• _A run of records_
──────────────────────────────

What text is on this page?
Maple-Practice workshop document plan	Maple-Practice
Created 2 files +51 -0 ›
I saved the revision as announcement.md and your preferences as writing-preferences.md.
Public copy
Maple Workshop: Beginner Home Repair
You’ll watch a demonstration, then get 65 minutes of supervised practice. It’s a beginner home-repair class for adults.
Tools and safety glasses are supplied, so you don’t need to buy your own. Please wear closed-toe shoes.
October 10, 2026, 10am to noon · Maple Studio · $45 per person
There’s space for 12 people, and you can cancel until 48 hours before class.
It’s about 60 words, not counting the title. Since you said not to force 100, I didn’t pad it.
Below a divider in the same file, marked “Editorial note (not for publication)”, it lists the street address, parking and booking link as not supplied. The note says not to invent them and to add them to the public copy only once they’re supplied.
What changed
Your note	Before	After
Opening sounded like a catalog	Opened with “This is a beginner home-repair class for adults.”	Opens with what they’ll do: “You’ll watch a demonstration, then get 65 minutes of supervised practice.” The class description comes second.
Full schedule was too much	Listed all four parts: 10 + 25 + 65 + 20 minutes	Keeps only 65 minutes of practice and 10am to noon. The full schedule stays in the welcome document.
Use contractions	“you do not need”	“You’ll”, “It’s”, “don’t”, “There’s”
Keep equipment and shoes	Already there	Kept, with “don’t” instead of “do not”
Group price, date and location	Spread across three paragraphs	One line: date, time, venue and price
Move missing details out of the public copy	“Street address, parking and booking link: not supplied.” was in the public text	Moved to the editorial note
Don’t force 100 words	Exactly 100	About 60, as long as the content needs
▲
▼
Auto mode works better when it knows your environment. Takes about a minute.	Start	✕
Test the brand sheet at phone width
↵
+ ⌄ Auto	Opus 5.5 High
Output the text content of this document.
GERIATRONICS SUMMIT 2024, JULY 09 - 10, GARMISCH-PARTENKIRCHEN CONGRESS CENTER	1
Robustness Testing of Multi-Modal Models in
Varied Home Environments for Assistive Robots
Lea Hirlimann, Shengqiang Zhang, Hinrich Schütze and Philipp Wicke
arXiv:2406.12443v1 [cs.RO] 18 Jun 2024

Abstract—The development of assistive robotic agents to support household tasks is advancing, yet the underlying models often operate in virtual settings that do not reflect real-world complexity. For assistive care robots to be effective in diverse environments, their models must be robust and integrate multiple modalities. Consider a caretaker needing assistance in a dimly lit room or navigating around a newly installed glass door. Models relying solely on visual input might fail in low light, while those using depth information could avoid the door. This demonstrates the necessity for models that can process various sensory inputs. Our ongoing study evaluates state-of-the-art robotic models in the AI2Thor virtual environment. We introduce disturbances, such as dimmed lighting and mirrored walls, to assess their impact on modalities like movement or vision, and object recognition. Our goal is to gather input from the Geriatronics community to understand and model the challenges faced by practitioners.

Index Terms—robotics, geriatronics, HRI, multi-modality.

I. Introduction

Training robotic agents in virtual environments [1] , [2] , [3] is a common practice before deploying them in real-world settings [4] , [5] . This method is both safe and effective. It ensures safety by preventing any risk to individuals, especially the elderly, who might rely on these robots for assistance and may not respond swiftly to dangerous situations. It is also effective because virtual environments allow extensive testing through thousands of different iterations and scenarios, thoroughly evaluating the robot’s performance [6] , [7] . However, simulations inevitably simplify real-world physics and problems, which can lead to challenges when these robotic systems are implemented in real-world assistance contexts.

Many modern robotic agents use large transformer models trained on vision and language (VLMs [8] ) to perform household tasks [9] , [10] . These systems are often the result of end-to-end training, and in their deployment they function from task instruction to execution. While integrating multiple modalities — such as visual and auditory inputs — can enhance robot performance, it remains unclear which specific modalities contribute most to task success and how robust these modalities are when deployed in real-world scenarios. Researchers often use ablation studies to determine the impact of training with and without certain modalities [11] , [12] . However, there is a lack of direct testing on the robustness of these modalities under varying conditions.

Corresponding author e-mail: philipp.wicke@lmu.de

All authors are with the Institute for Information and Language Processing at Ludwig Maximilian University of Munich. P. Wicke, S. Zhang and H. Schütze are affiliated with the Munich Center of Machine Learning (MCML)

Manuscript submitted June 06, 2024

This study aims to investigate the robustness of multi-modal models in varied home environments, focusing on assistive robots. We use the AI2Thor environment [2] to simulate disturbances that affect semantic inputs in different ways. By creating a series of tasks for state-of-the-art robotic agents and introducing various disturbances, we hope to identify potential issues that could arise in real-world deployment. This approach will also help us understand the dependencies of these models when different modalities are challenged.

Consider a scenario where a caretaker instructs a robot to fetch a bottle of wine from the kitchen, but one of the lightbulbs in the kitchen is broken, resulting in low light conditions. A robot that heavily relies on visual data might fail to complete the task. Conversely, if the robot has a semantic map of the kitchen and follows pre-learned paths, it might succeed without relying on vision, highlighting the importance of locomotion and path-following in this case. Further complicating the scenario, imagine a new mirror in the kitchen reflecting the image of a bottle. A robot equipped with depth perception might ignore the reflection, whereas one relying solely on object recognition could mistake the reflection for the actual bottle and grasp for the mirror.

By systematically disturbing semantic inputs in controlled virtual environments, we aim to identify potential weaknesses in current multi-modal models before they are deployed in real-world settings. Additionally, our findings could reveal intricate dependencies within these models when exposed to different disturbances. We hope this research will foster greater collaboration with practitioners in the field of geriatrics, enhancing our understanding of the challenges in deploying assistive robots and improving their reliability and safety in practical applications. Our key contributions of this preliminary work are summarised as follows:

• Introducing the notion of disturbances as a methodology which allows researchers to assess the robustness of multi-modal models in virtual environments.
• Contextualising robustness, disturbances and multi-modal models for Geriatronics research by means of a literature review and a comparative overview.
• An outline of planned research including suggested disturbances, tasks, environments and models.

──────────────────────────────

• _Requirement_
Repeat every entry word for word.

• _Solution for this exercise_
What text is on this page?
Maple-Practice workshop document plan	Maple-Practice
Created 2 files +51 -0 ›
I saved the revision as announcement.md and your preferences as writing-preferences.md.
Public copy
Maple Workshop: Beginner Home Repair
You’ll watch a demonstration, then get 65 minutes of supervised practice. It’s a beginner home-repair class for adults.
Tools and safety glasses are supplied, so you don’t need to buy your own. Please wear closed-toe shoes.
October 10, 2026, 10am to noon · Maple Studio · $45 per person
There’s space for 12 people, and you can cancel until 48 hours before class.
It’s about 60 words, not counting the title. Since you said not to force 100, I didn’t pad it.
Below a divider in the same file, marked “Editorial note (not for publication)”, it lists the street address, parking and booking link as not supplied. The note says not to invent them and to add them to the public copy only once they’re supplied.
What changed
Your note	Before	After
Opening sounded like a catalog	Opened with “This is a beginner home-repair class for adults.”	Opens with what they’ll do: “You’ll watch a demonstration, then get 65 minutes of supervised practice.” The class description comes second.
Full schedule was too much	Listed all four parts: 10 + 25 + 65 + 20 minutes	Keeps only 65 minutes of practice and 10am to noon. The full schedule stays in the welcome document.
Use contractions	“you do not need”	“You’ll”, “It’s”, “don’t”, “There’s”
Keep equipment and shoes	Already there	Kept, with “don’t” instead of “do not”
Group price, date and location	Spread across three paragraphs	One line: date, time, venue and price
Move missing details out of the public copy	“Street address, parking and booking link: not supplied.” was in the public text	Moved to the editorial note
Don’t force 100 words	Exactly 100	About 60, as long as the content needs
▲
▼
Auto mode works better when it knows your environment. Takes about a minute.	Start	✕
Test the brand sheet at phone width
↵
+ ⌄ Auto	Opus 5.5 High
Output the text content of this document.
GERIATRONICS SUMMIT 2024, JULY 09 - 10, GARMISCH-PARTENKIRCHEN CONGRESS CENTER	1
Robustness Testing of Multi-Modal Models in
Varied Home Environments for Assistive Robots
Lea Hirlimann, Shengqiang Zhang, Hinrich Schütze and Philipp Wicke
arXiv:2406.12443v1 [cs.RO] 18 Jun 2024

Abstract—The development of assistive robotic agents to support household tasks is advancing, yet the underlying models often operate in virtual settings that do not reflect real-world complexity. For assistive care robots to be effective in diverse environments, their models must be robust and integrate multiple modalities. Consider a caretaker needing assistance in a dimly lit room or navigating around a newly installed glass door. Models relying solely on visual input might fail in low light, while those using depth information could avoid the door. This demonstrates the necessity for models that can process various sensory inputs. Our ongoing study evaluates state-of-the-art robotic models in the AI2Thor virtual environment. We introduce disturbances, such as dimmed lighting and mirrored walls, to assess their impact on modalities like movement or vision, and object recognition. Our goal is to gather input from the Geriatronics community to understand and model the challenges faced by practitioners.

Index Terms—robotics, geriatronics, HRI, multi-modality.

I. Introduction

Training robotic agents in virtual environments [1] , [2] , [3] is a common practice before deploying them in real-world settings [4] , [5] . This method is both safe and effective. It ensures safety by preventing any risk to individuals, especially the elderly, who might rely on these robots for assistance and may not respond swiftly to dangerous situations. It is also effective because virtual environments allow extensive testing through thousands of different iterations and scenarios, thoroughly evaluating the robot’s performance [6] , [7] . However, simulations inevitably simplify real-world physics and problems, which can lead to challenges when these robotic systems are implemented in real-world assistance contexts.

Many modern robotic agents use large transformer models trained on vision and language (VLMs [8] ) to perform household tasks [9] , [10] . These systems are often the result of end-to-end training, and in their deployment they function from task instruction to execution. While integrating multiple modalities — such as visual and auditory inputs — can enhance robot performance, it remains unclear which specific modalities contribute most to task success and how robust these modalities are when deployed in real-world scenarios. Researchers often use ablation studies to determine the impact of training with and without certain modalities [11] , [12] . However, there is a lack of direct testing on the robustness of these modalities under varying conditions.

Corresponding author e-mail: philipp.wicke@lmu.de

All authors are with the Institute for Information and Language Processing at Ludwig Maximilian University of Munich. P. Wicke, S. Zhang and H. Schütze are affiliated with the Munich Center of Machine Learning (MCML)

Manuscript submitted June 06, 2024

This study aims to investigate the robustness of multi-modal models in varied home environments, focusing on assistive robots. We use the AI2Thor environment [2] to simulate disturbances that affect semantic inputs in different ways. By creating a series of tasks for state-of-the-art robotic agents and introducing various disturbances, we hope to identify potential issues that could arise in real-world deployment. This approach will also help us understand the dependencies of these models when different modalities are challenged.

Consider a scenario where a caretaker instructs a robot to fetch a bottle of wine from the kitchen, but one of the lightbulbs in the kitchen is broken, resulting in low light conditions. A robot that heavily relies on visual data might fail to complete the task. Conversely, if the robot has a semantic map of the kitchen and follows pre-learned paths, it might succeed without relying on vision, highlighting the importance of locomotion and path-following in this case. Further complicating the scenario, imagine a new mirror in the kitchen reflecting the image of a bottle. A robot equipped with depth perception might ignore the reflection, whereas one relying solely on object recognition could mistake the reflection for the actual bottle and grasp for the mirror.

By systematically disturbing semantic inputs in controlled virtual environments, we aim to identify potential weaknesses in current multi-modal models before they are deployed in real-world settings. Additionally, our findings could reveal intricate dependencies within these models when exposed to different disturbances. We hope this research will foster greater collaboration with practitioners in the field of geriatrics, enhancing our understanding of the challenges in deploying assistive robots and improving their reliability and safety in practical applications. Our key contributions of this preliminary work are summarised as follows:

• Introducing the notion of disturbances as a methodology which allows researchers to assess the robustness of multi-modal models in virtual environments.
• Contextualising robustness, disturbances and multi-modal models for Geriatronics research by means of a literature review and a comparative overview.
• An outline of planned research including suggested disturbances, tasks, environments and models.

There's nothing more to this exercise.